**Directions**
Reproduce the records below exactly, leaving out any pictures.

** start of Data supplied **

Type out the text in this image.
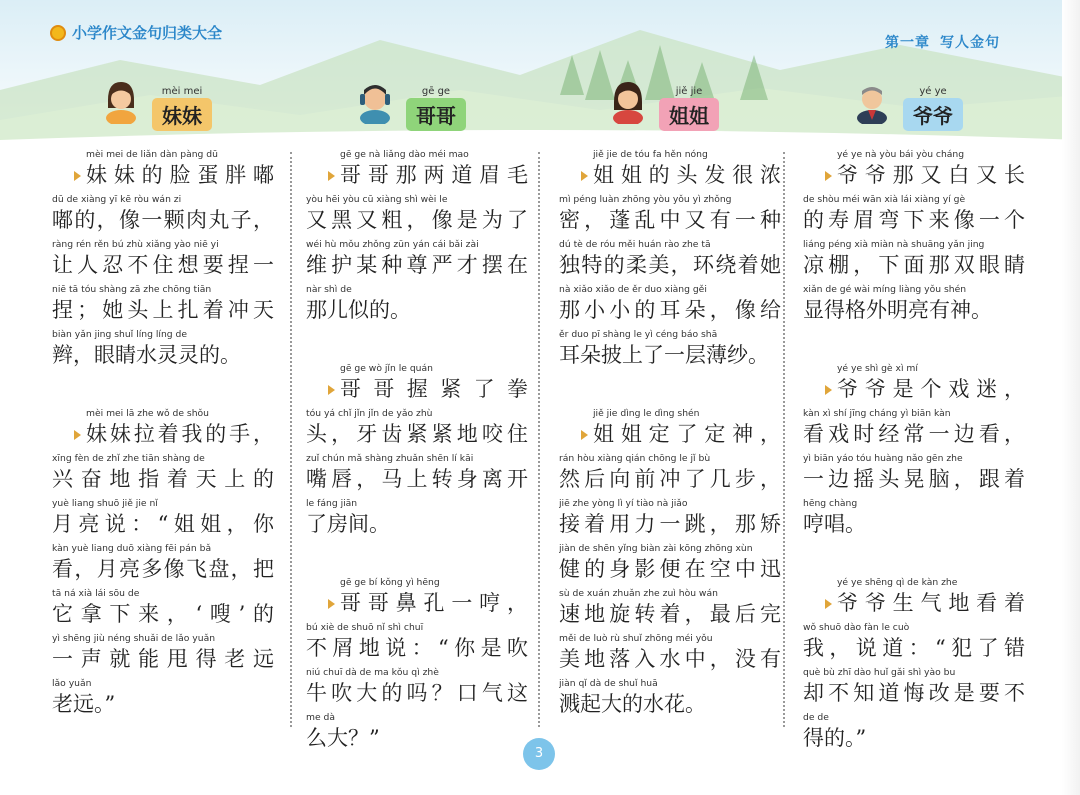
小学作文金句归类大全
第一章 写人金句
mèi mei
妹妹
mèi mei de liǎn dàn pàng dū
妹妹的脸蛋胖嘟
dū de xiàng yī kē ròu wán zi
嘟的，像一颗肉丸子，
ràng rén rěn bú zhù xiǎng yào niē yi
让人忍不住想要捏一
niē tā tóu shàng zā zhe chōng tiān
捏；她头上扎着冲天
biàn yǎn jing shuǐ líng líng de
辫，眼睛水灵灵的。
mèi mei lā zhe wǒ de shǒu
妹妹拉着我的手，
xīng fèn de zhǐ zhe tiān shàng de
兴奋地指着天上的
yuè liang shuō jiě jie nǐ
月亮说：“姐姐，你
kàn yuè liang duō xiàng fēi pán bǎ
看，月亮多像飞盘，把
tā ná xià lái sōu de
它拿下来，‘嗖’的
yì shēng jiù néng shuǎi de lǎo yuǎn
一声就能甩得老远
lǎo yuǎn
老远。”
gē ge
哥哥
gē ge nà liǎng dào méi mao
哥哥那两道眉毛
yòu hēi yòu cū xiàng shì wèi le
又黑又粗，像是为了
wéi hù mǒu zhǒng zūn yán cái bǎi zài
维护某种尊严才摆在
nàr shì de
那儿似的。
gē ge wò jǐn le quán
哥哥握紧了拳
tóu yá chǐ jǐn jǐn de yǎo zhù
头，牙齿紧紧地咬住
zuǐ chún mǎ shàng zhuǎn shēn lí kāi
嘴唇，马上转身离开
le fáng jiān
了房间。
gē ge bí kǒng yì hēng
哥哥鼻孔一哼，
bú xiè de shuō nǐ shì chuī
不屑地说：“你是吹
niú chuī dà de ma kǒu qì zhè
牛吹大的吗？口气这
me dà
么大？”
jiě jie
姐姐
jiě jie de tóu fa hěn nóng
姐姐的头发很浓
mì péng luàn zhōng yòu yǒu yì zhǒng
密，蓬乱中又有一种
dú tè de róu měi huán rào zhe tā
独特的柔美，环绕着她
nà xiǎo xiǎo de ěr duo xiàng gěi
那小小的耳朵，像给
ěr duo pī shàng le yì céng báo shā
耳朵披上了一层薄纱。
jiě jie dìng le dìng shén
姐姐定了定神，
rán hòu xiàng qián chōng le jǐ bù
然后向前冲了几步，
jiē zhe yòng lì yí tiào nà jiǎo
接着用力一跳，那矫
jiàn de shēn yǐng biàn zài kōng zhōng xùn
健的身影便在空中迅
sù de xuán zhuǎn zhe zuì hòu wán
速地旋转着，最后完
měi de luò rù shuǐ zhōng méi yǒu
美地落入水中，没有
jiàn qǐ dà de shuǐ huā
溅起大的水花。
yé ye
爷爷
yé ye nà yòu bái yòu cháng
爷爷那又白又长
de shòu méi wān xià lái xiàng yí gè
的寿眉弯下来像一个
liáng péng xià miàn nà shuāng yǎn jing
凉棚，下面那双眼睛
xiǎn de gé wài míng liàng yǒu shén
显得格外明亮有神。
yé ye shì gè xì mí
爷爷是个戏迷，
kàn xì shí jīng cháng yì biān kàn
看戏时经常一边看，
yì biān yáo tóu huàng nǎo gēn zhe
一边摇头晃脑，跟着
hēng chàng
哼唱。
yé ye shēng qì de kàn zhe
爷爷生气地看着
wǒ shuō dào fàn le cuò
我，说道：“犯了错
què bù zhī dào huǐ gǎi shì yào bu
却不知道悔改是要不
de de
得的。”
3
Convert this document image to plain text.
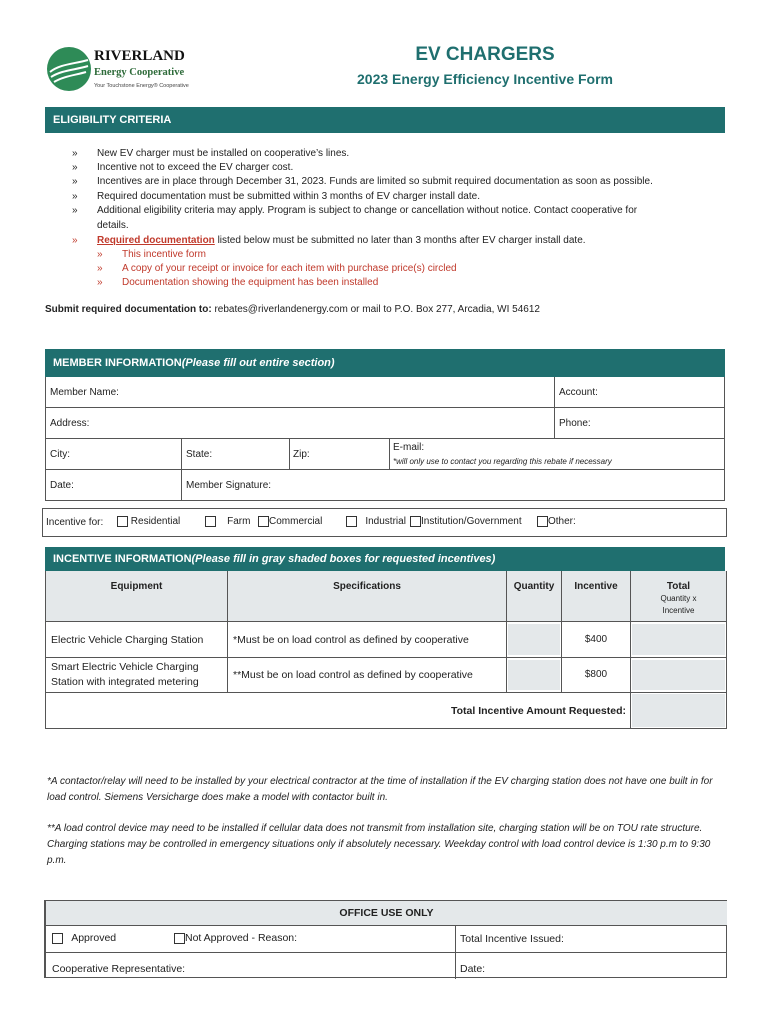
RIVERLAND
Energy Cooperative
Your Touchstone Energy® Cooperative
EV CHARGERS
2023 Energy Efficiency Incentive Form
ELIGIBILITY CRITERIA
»	New EV charger must be installed on cooperative’s lines.
»	Incentive not to exceed the EV charger cost.
»	Incentives are in place through December 31, 2023. Funds are limited so submit required documentation as soon as possible.
»	Required documentation must be submitted within 3 months of EV charger install date.
»	Additional eligibility criteria may apply. Program is subject to change or cancellation without notice. Contact cooperative for
details.
»	Required documentation listed below must be submitted no later than 3 months after EV charger install date.
»	This incentive form
»	A copy of your receipt or invoice for each item with purchase price(s) circled
»	Documentation showing the equipment has been installed
Submit required documentation to: rebates@riverlandenergy.com or mail to P.O. Box 277, Arcadia, WI 54612
MEMBER INFORMATION (Please fill out entire section)
Member Name:	Account:
Address:	Phone:
City:	State:	Zip:
E-mail:
*will only use to contact you regarding this rebate if necessary
Date:	Member Signature:
Incentive for:	Residential	Farm	Commercial	Industrial	Institution/Government	Other:
INCENTIVE INFORMATION (Please fill in gray shaded boxes for requested incentives)
Equipment	Specifications	Quantity	Incentive	Total
Quantity x
Incentive
Electric Vehicle Charging Station	*Must be on load control as defined by cooperative	$400
Smart Electric Vehicle Charging
Station with integrated metering
**Must be on load control as defined by cooperative	$800
Total Incentive Amount Requested:
*A contactor/relay will need to be installed by your electrical contractor at the time of installation if the EV charging station does not have one built in for load control. Siemens Versicharge does make a model with contactor built in.
**A load control device may need to be installed if cellular data does not transmit from installation site, charging station will be on TOU rate structure. Charging stations may be controlled in emergency situations only if absolutely necessary. Weekday control with load control device is 1:30 p.m to 9:30 p.m.
OFFICE USE ONLY
Approved	Not Approved - Reason:	Total Incentive Issued:
Cooperative Representative:	Date:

** end of Data supplied **

**Answer for this exercise**
Type out the text in this image.
小学作文金句归类大全
第一章 写人金句
mèi mei
妹妹
mèi mei de liǎn dàn pàng dū
妹妹的脸蛋胖嘟
dū de xiàng yī kē ròu wán zi
嘟的，像一颗肉丸子，
ràng rén rěn bú zhù xiǎng yào niē yi
让人忍不住想要捏一
niē tā tóu shàng zā zhe chōng tiān
捏；她头上扎着冲天
biàn yǎn jing shuǐ líng líng de
辫，眼睛水灵灵的。
mèi mei lā zhe wǒ de shǒu
妹妹拉着我的手，
xīng fèn de zhǐ zhe tiān shàng de
兴奋地指着天上的
yuè liang shuō jiě jie nǐ
月亮说：“姐姐，你
kàn yuè liang duō xiàng fēi pán bǎ
看，月亮多像飞盘，把
tā ná xià lái sōu de
它拿下来，‘嗖’的
yì shēng jiù néng shuǎi de lǎo yuǎn
一声就能甩得老远
lǎo yuǎn
老远。”
gē ge
哥哥
gē ge nà liǎng dào méi mao
哥哥那两道眉毛
yòu hēi yòu cū xiàng shì wèi le
又黑又粗，像是为了
wéi hù mǒu zhǒng zūn yán cái bǎi zài
维护某种尊严才摆在
nàr shì de
那儿似的。
gē ge wò jǐn le quán
哥哥握紧了拳
tóu yá chǐ jǐn jǐn de yǎo zhù
头，牙齿紧紧地咬住
zuǐ chún mǎ shàng zhuǎn shēn lí kāi
嘴唇，马上转身离开
le fáng jiān
了房间。
gē ge bí kǒng yì hēng
哥哥鼻孔一哼，
bú xiè de shuō nǐ shì chuī
不屑地说：“你是吹
niú chuī dà de ma kǒu qì zhè
牛吹大的吗？口气这
me dà
么大？”
jiě jie
姐姐
jiě jie de tóu fa hěn nóng
姐姐的头发很浓
mì péng luàn zhōng yòu yǒu yì zhǒng
密，蓬乱中又有一种
dú tè de róu měi huán rào zhe tā
独特的柔美，环绕着她
nà xiǎo xiǎo de ěr duo xiàng gěi
那小小的耳朵，像给
ěr duo pī shàng le yì céng báo shā
耳朵披上了一层薄纱。
jiě jie dìng le dìng shén
姐姐定了定神，
rán hòu xiàng qián chōng le jǐ bù
然后向前冲了几步，
jiē zhe yòng lì yí tiào nà jiǎo
接着用力一跳，那矫
jiàn de shēn yǐng biàn zài kōng zhōng xùn
健的身影便在空中迅
sù de xuán zhuǎn zhe zuì hòu wán
速地旋转着，最后完
měi de luò rù shuǐ zhōng méi yǒu
美地落入水中，没有
jiàn qǐ dà de shuǐ huā
溅起大的水花。
yé ye
爷爷
yé ye nà yòu bái yòu cháng
爷爷那又白又长
de shòu méi wān xià lái xiàng yí gè
的寿眉弯下来像一个
liáng péng xià miàn nà shuāng yǎn jing
凉棚，下面那双眼睛
xiǎn de gé wài míng liàng yǒu shén
显得格外明亮有神。
yé ye shì gè xì mí
爷爷是个戏迷，
kàn xì shí jīng cháng yì biān kàn
看戏时经常一边看，
yì biān yáo tóu huàng nǎo gēn zhe
一边摇头晃脑，跟着
hēng chàng
哼唱。
yé ye shēng qì de kàn zhe
爷爷生气地看着
wǒ shuō dào fàn le cuò
我，说道：“犯了错
què bù zhī dào huǐ gǎi shì yào bu
却不知道悔改是要不
de de
得的。”
3
Convert this document image to plain text.
RIVERLAND
Energy Cooperative
Your Touchstone Energy® Cooperative
EV CHARGERS
2023 Energy Efficiency Incentive Form
ELIGIBILITY CRITERIA
»	New EV charger must be installed on cooperative’s lines.
»	Incentive not to exceed the EV charger cost.
»	Incentives are in place through December 31, 2023. Funds are limited so submit required documentation as soon as possible.
»	Required documentation must be submitted within 3 months of EV charger install date.
»	Additional eligibility criteria may apply. Program is subject to change or cancellation without notice. Contact cooperative for
details.
»	Required documentation listed below must be submitted no later than 3 months after EV charger install date.
»	This incentive form
»	A copy of your receipt or invoice for each item with purchase price(s) circled
»	Documentation showing the equipment has been installed
Submit required documentation to: rebates@riverlandenergy.com or mail to P.O. Box 277, Arcadia, WI 54612
MEMBER INFORMATION (Please fill out entire section)
Member Name:	Account:
Address:	Phone:
City:	State:	Zip:
E-mail:
*will only use to contact you regarding this rebate if necessary
Date:	Member Signature:
Incentive for:	Residential	Farm	Commercial	Industrial	Institution/Government	Other:
INCENTIVE INFORMATION (Please fill in gray shaded boxes for requested incentives)
Equipment	Specifications	Quantity	Incentive	Total
Quantity x
Incentive
Electric Vehicle Charging Station	*Must be on load control as defined by cooperative	$400
Smart Electric Vehicle Charging
Station with integrated metering
**Must be on load control as defined by cooperative	$800
Total Incentive Amount Requested:
*A contactor/relay will need to be installed by your electrical contractor at the time of installation if the EV charging station does not have one built in for load control. Siemens Versicharge does make a model with contactor built in.
**A load control device may need to be installed if cellular data does not transmit from installation site, charging station will be on TOU rate structure. Charging stations may be controlled in emergency situations only if absolutely necessary. Weekday control with load control device is 1:30 p.m to 9:30 p.m.
OFFICE USE ONLY
Approved	Not Approved - Reason:	Total Incentive Issued:
Cooperative Representative:	Date:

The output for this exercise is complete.